Task objective
Return all lines that include the string "очной".

Extracted material
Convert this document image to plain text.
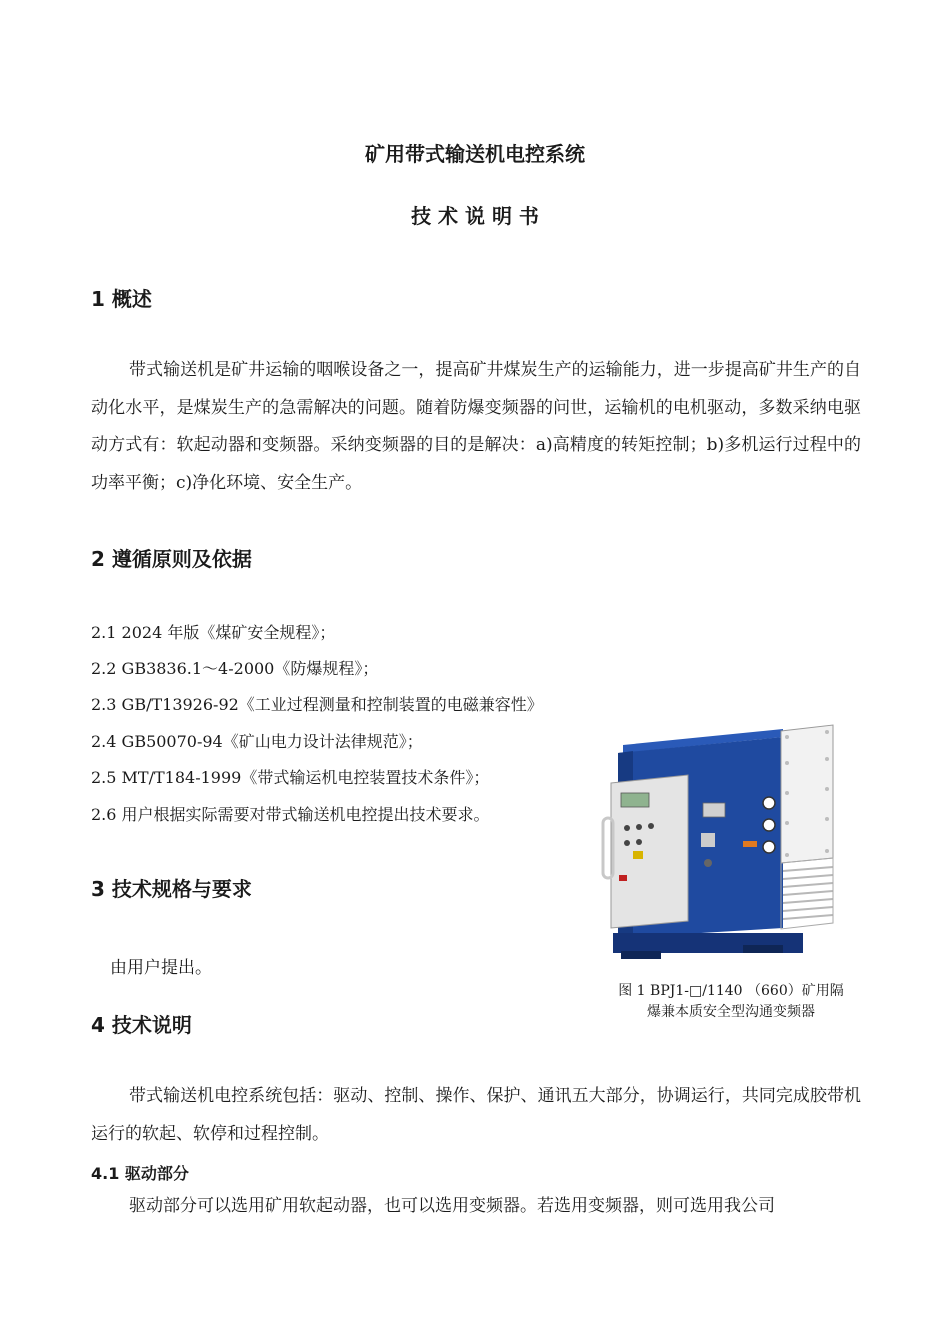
矿用带式输送机电控系统
技 术 说 明 书
1 概述
带式输送机是矿井运输的咽喉设备之一，提高矿井煤炭生产的运输能力，进一步提高矿井生产的自动化水平，是煤炭生产的急需解决的问题。随着防爆变频器的问世，运输机的电机驱动，多数采纳电驱动方式有：软起动器和变频器。采纳变频器的目的是解决：a)高精度的转矩控制；b)多机运行过程中的功率平衡；c)净化环境、安全生产。
2 遵循原则及依据
2.1 2024 年版《煤矿安全规程》；
2.2 GB3836.1～4-2000《防爆规程》；
2.3 GB/T13926-92《工业过程测量和控制装置的电磁兼容性》
2.4 GB50070-94《矿山电力设计法律规范》；
2.5 MT/T184-1999《带式输运机电控装置技术条件》；
2.6 用户根据实际需要对带式输送机电控提出技术要求。
3 技术规格与要求
由用户提出。
图 1 BPJ1-□/1140 （660）矿用隔
爆兼本质安全型沟通变频器
4 技术说明
带式输送机电控系统包括：驱动、控制、操作、保护、通讯五大部分，协调运行，共同完成胶带机运行的软起、软停和过程控制。
4.1 驱动部分
驱动部分可以选用矿用软起动器，也可以选用变频器。若选用变频器，则可选用我公司
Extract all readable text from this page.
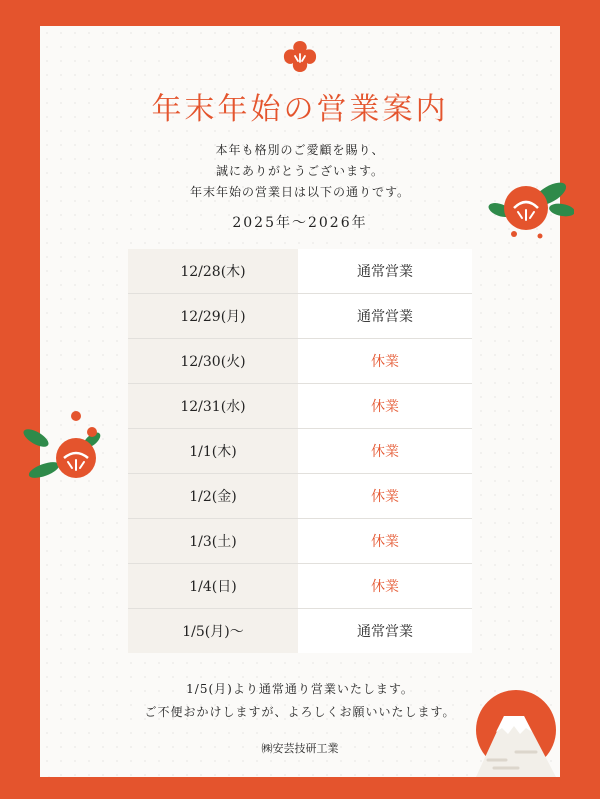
年末年始の営業案内
本年も格別のご愛顧を賜り、
誠にありがとうございます。
年末年始の営業日は以下の通りです。
2025年〜2026年
12/28(木)	通常営業
12/29(月)	通常営業
12/30(火)	休業
12/31(水)	休業
1/1(木)	休業
1/2(金)	休業
1/3(土)	休業
1/4(日)	休業
1/5(月)〜	通常営業
1/5(月)より通常通り営業いたします。
ご不便おかけしますが、よろしくお願いいたします。
㈱安芸技研工業
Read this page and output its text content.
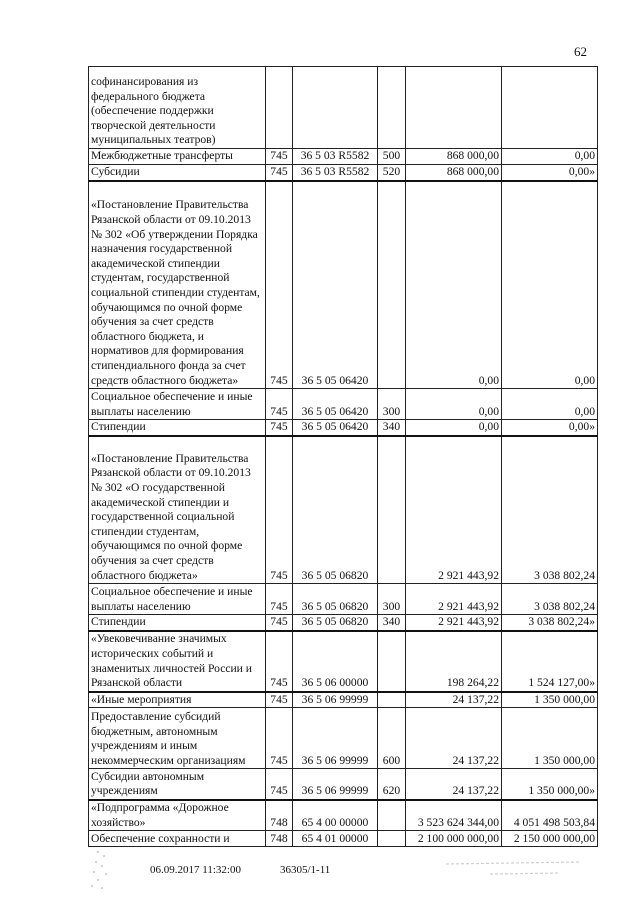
62
софинансирования из федерального бюджета (обеспечение поддержки творческой деятельности муниципальных театров)					
Межбюджетные трансферты	745	36 5 03 R5582	500	868 000,00	0,00
Субсидии	745	36 5 03 R5582	520	868 000,00	0,00»
«Постановление Правительства Рязанской области от 09.10.2013 № 302 «Об утверждении Порядка назначения государственной академической стипендии студентам, государственной социальной стипендии студентам, обучающимся по очной форме обучения за счет средств областного бюджета, и нормативов для формирования стипендиального фонда за счет средств областного бюджета»	745	36 5 05 06420		0,00	0,00
Социальное обеспечение и иные выплаты населению	745	36 5 05 06420	300	0,00	0,00
Стипендии	745	36 5 05 06420	340	0,00	0,00»
«Постановление Правительства Рязанской области от 09.10.2013 № 302 «О государственной академической стипендии и государственной социальной стипендии студентам, обучающимся по очной форме обучения за счет средств областного бюджета»	745	36 5 05 06820		2 921 443,92	3 038 802,24
Социальное обеспечение и иные выплаты населению	745	36 5 05 06820	300	2 921 443,92	3 038 802,24
Стипендии	745	36 5 05 06820	340	2 921 443,92	3 038 802,24»
«Увековечивание значимых исторических событий и знаменитых личностей России и Рязанской области	745	36 5 06 00000		198 264,22	1 524 127,00»
«Иные мероприятия	745	36 5 06 99999		24 137,22	1 350 000,00
Предоставление субсидий бюджетным, автономным учреждениям и иным некоммерческим организациям	745	36 5 06 99999	600	24 137,22	1 350 000,00
Субсидии автономным учреждениям	745	36 5 06 99999	620	24 137,22	1 350 000,00»
«Подпрограмма «Дорожное хозяйство»	748	65 4 00 00000		3 523 624 344,00	4 051 498 503,84
Обеспечение сохранности и	748	65 4 01 00000		2 100 000 000,00	2 150 000 000,00
06.09.2017 11:32:00	36305/1-11
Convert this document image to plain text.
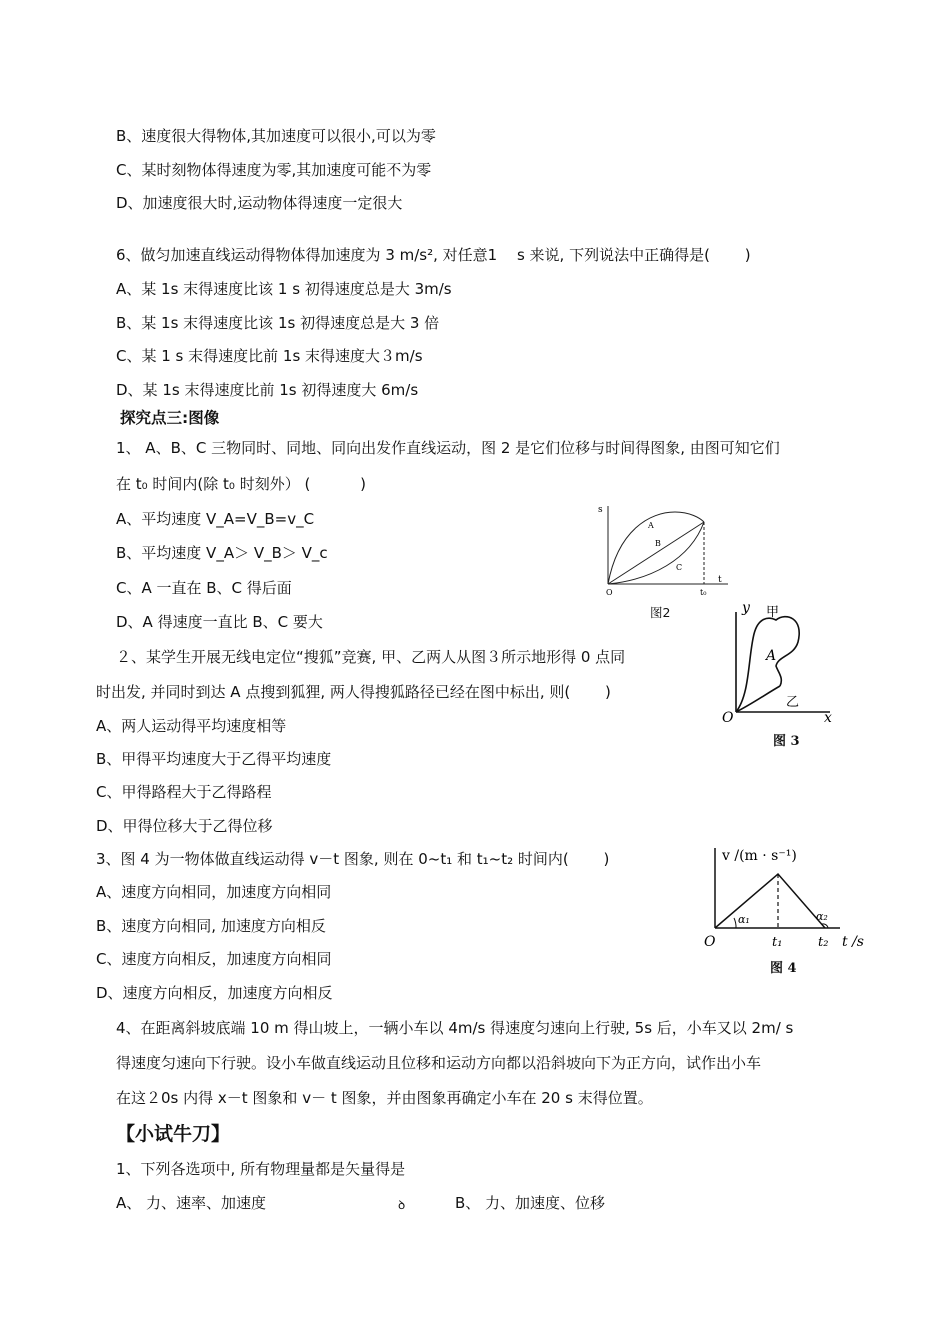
B、速度很大得物体,其加速度可以很小,可以为零
C、某时刻物体得速度为零,其加速度可能不为零
D、加速度很大时,运动物体得速度一定很大
6、做匀加速直线运动得物体得加速度为 3 m/s², 对任意1　 s 来说, 下列说法中正确得是(　　 )
A、某 1s 末得速度比该 1 s 初得速度总是大 3m/s
B、某 1s 末得速度比该 1s 初得速度总是大 3 倍
C、某 1 s 末得速度比前 1s 末得速度大３m/s
D、某 1s 末得速度比前 1s 初得速度大 6m/s
探究点三:图像
1、 A、B、C 三物同时、同地、同向出发作直线运动，图 2 是它们位移与时间得图象, 由图可知它们
在 t₀ 时间内(除 t₀ 时刻外） (　　　 )
A、平均速度 V_A=V_B=v_C
B、平均速度 V_A＞ V_B＞ V_c
C、A 一直在 B、C 得后面
D、A 得速度一直比 B、C 要大
s
t
O	t₀
A
B
C
图2
２、某学生开展无线电定位“搜狐”竞赛, 甲、乙两人从图３所示地形得 0 点同
时出发, 并同时到达 A 点搜到狐狸, 两人得搜狐路径已经在图中标出, 则(　　 )
A、两人运动得平均速度相等
B、甲得平均速度大于乙得平均速度
C、甲得路程大于乙得路程
D、甲得位移大于乙得位移
y
x
O
甲
A
乙
图 3
3、图 4 为一物体做直线运动得 v－t 图象, 则在 0~t₁ 和 t₁~t₂ 时间内(　　 )
A、速度方向相同，加速度方向相同
B、速度方向相同, 加速度方向相反
C、速度方向相反，加速度方向相同
D、速度方向相反，加速度方向相反
v /(m · s⁻¹)
t /s
O	t₁	t₂
α₁	α₂
图 4
4、在距离斜坡底端 10 m 得山坡上，一辆小车以 4m/s 得速度匀速向上行驶, 5s 后，小车又以 2m/ s
得速度匀速向下行驶。设小车做直线运动且位移和运动方向都以沿斜坡向下为正方向，试作出小车
在这２0s 内得 x－t 图象和 v－ t 图象，并由图象再确定小车在 20 s 末得位置。
【小试牛刀】
1、下列各选项中, 所有物理量都是矢量得是
A、 力、速率、加速度	ꝺ	B、 力、加速度、位移
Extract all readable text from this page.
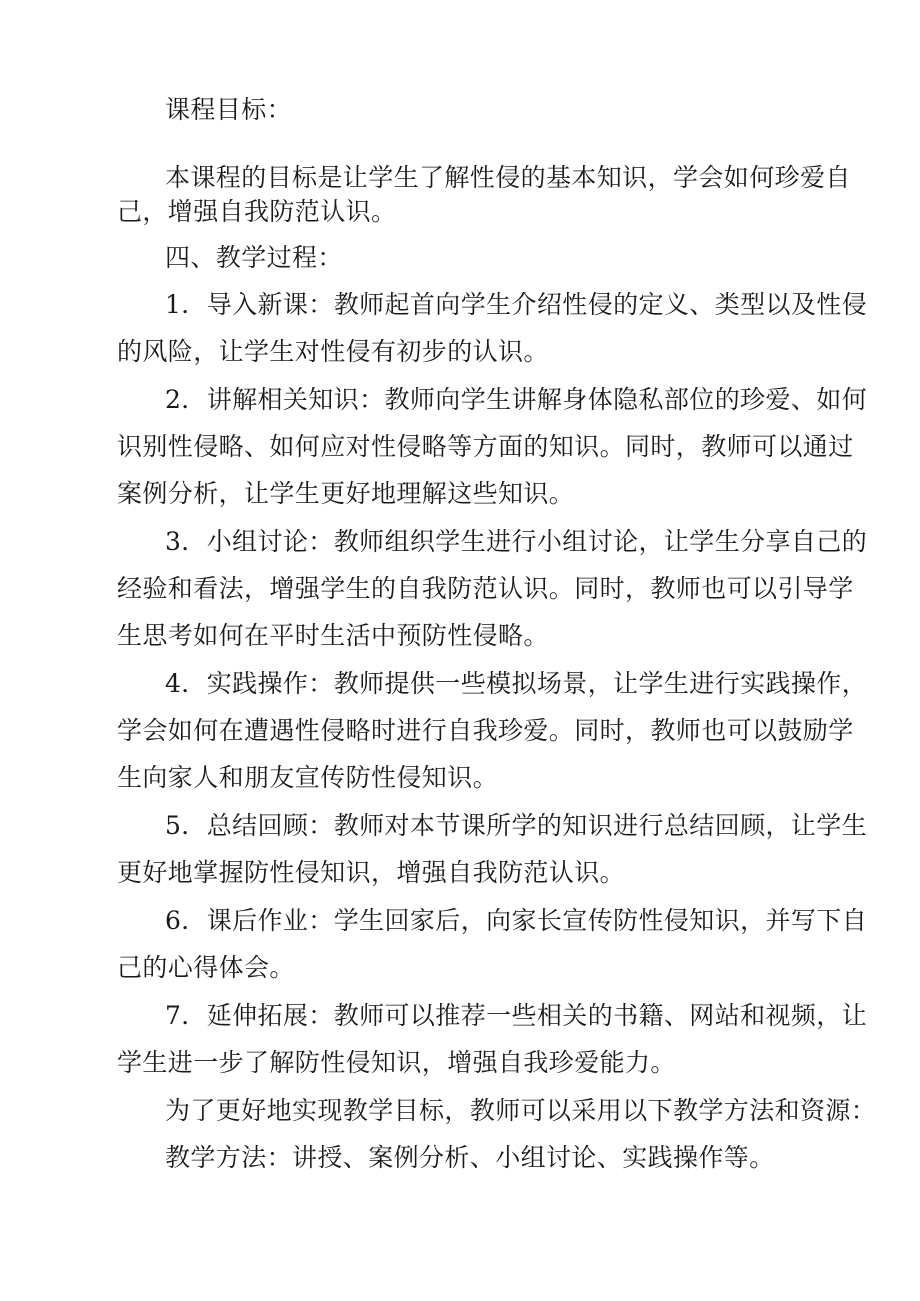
课程目标：
本课程的目标是让学生了解性侵的基本知识，学会如何珍爱自
己，增强自我防范认识。
四、教学过程：
1．导入新课：教师起首向学生介绍性侵的定义、类型以及性侵
的风险，让学生对性侵有初步的认识。
2．讲解相关知识：教师向学生讲解身体隐私部位的珍爱、如何
识别性侵略、如何应对性侵略等方面的知识。同时，教师可以通过
案例分析，让学生更好地理解这些知识。
3．小组讨论：教师组织学生进行小组讨论，让学生分享自己的
经验和看法，增强学生的自我防范认识。同时，教师也可以引导学
生思考如何在平时生活中预防性侵略。
4．实践操作：教师提供一些模拟场景，让学生进行实践操作，
学会如何在遭遇性侵略时进行自我珍爱。同时，教师也可以鼓励学
生向家人和朋友宣传防性侵知识。
5．总结回顾：教师对本节课所学的知识进行总结回顾，让学生
更好地掌握防性侵知识，增强自我防范认识。
6．课后作业：学生回家后，向家长宣传防性侵知识，并写下自
己的心得体会。
7．延伸拓展：教师可以推荐一些相关的书籍、网站和视频，让
学生进一步了解防性侵知识，增强自我珍爱能力。
为了更好地实现教学目标，教师可以采用以下教学方法和资源：
教学方法：讲授、案例分析、小组讨论、实践操作等。
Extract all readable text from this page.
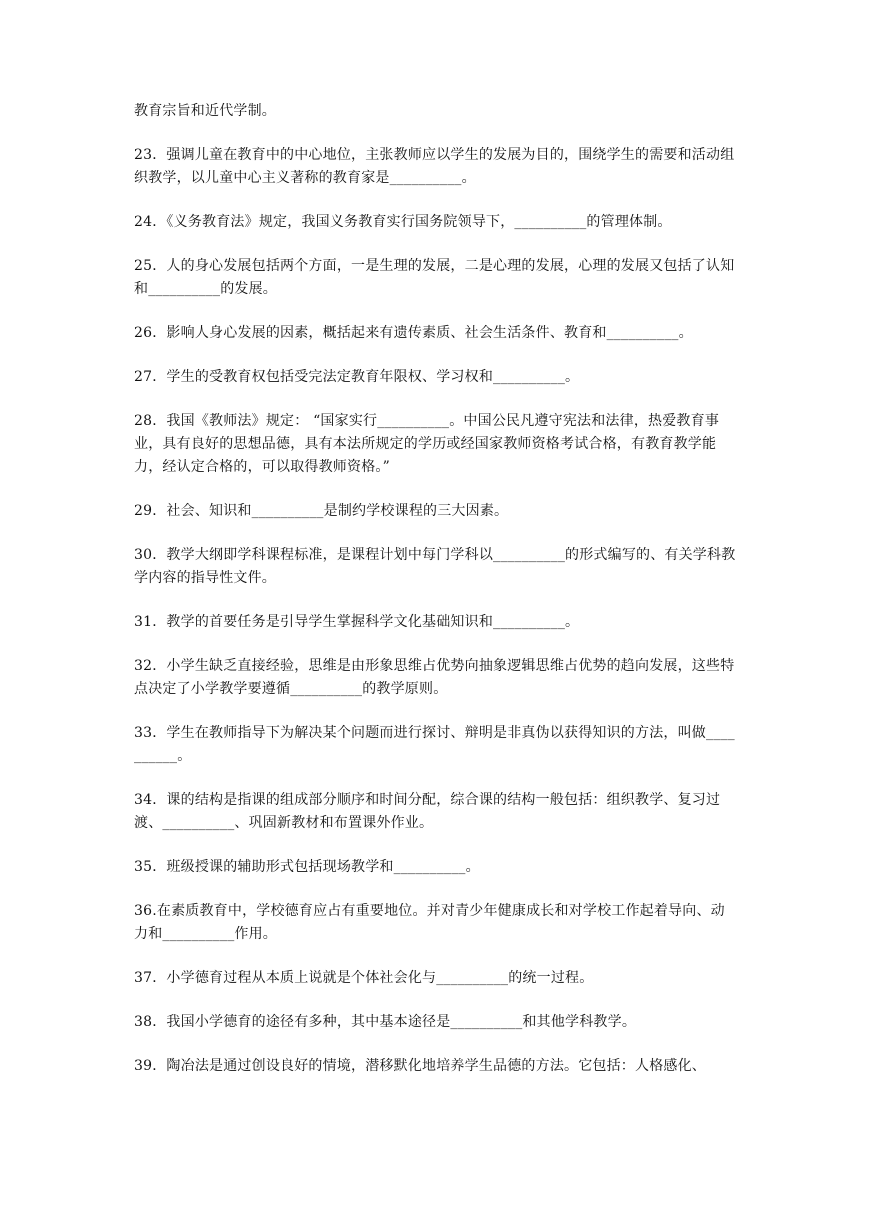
教育宗旨和近代学制。

23．强调儿童在教育中的中心地位，主张教师应以学生的发展为目的，围绕学生的需要和活动组织教学，以儿童中心主义著称的教育家是__________。

24．《义务教育法》规定，我国义务教育实行国务院领导下，__________的管理体制。

25．人的身心发展包括两个方面，一是生理的发展，二是心理的发展，心理的发展又包括了认知和__________的发展。

26．影响人身心发展的因素，概括起来有遗传素质、社会生活条件、教育和__________。

27．学生的受教育权包括受完法定教育年限权、学习权和__________。

28．我国《教师法》规定： “国家实行__________。中国公民凡遵守宪法和法律，热爱教育事业，具有良好的思想品德，具有本法所规定的学历或经国家教师资格考试合格，有教育教学能力，经认定合格的，可以取得教师资格。”

29．社会、知识和__________是制约学校课程的三大因素。

30．教学大纲即学科课程标准，是课程计划中每门学科以__________的形式编写的、有关学科教学内容的指导性文件。

31．教学的首要任务是引导学生掌握科学文化基础知识和__________。

32．小学生缺乏直接经验，思维是由形象思维占优势向抽象逻辑思维占优势的趋向发展，这些特点决定了小学教学要遵循__________的教学原则。

33．学生在教师指导下为解决某个问题而进行探讨、辩明是非真伪以获得知识的方法，叫做__________。

34．课的结构是指课的组成部分顺序和时间分配，综合课的结构一般包括：组织教学、复习过渡、__________、巩固新教材和布置课外作业。

35．班级授课的辅助形式包括现场教学和__________。

36.在素质教育中，学校德育应占有重要地位。并对青少年健康成长和对学校工作起着导向、动力和__________作用。

37．小学德育过程从本质上说就是个体社会化与__________的统一过程。

38．我国小学德育的途径有多种，其中基本途径是__________和其他学科教学。

39．陶冶法是通过创设良好的情境，潜移默化地培养学生品德的方法。它包括：人格感化、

Solution to the problem
«Постановление Правительства Рязанской области от 09.10.2013 № 302 «Об утверждении Порядка назначения государственной академической стипендии студентам, государственной социальной стипендии студентам, обучающимся по очной форме обучения за счет средств областного бюджета, и нормативов для формирования стипендиального фонда за счет средств областного бюджета»	745	36 5 05 06420		0,00	0,00
«Постановление Правительства Рязанской области от 09.10.2013 № 302 «О государственной академической стипендии и государственной социальной стипендии студентам, обучающимся по очной форме обучения за счет средств областного бюджета»	745	36 5 05 06820		2 921 443,92	3 038 802,24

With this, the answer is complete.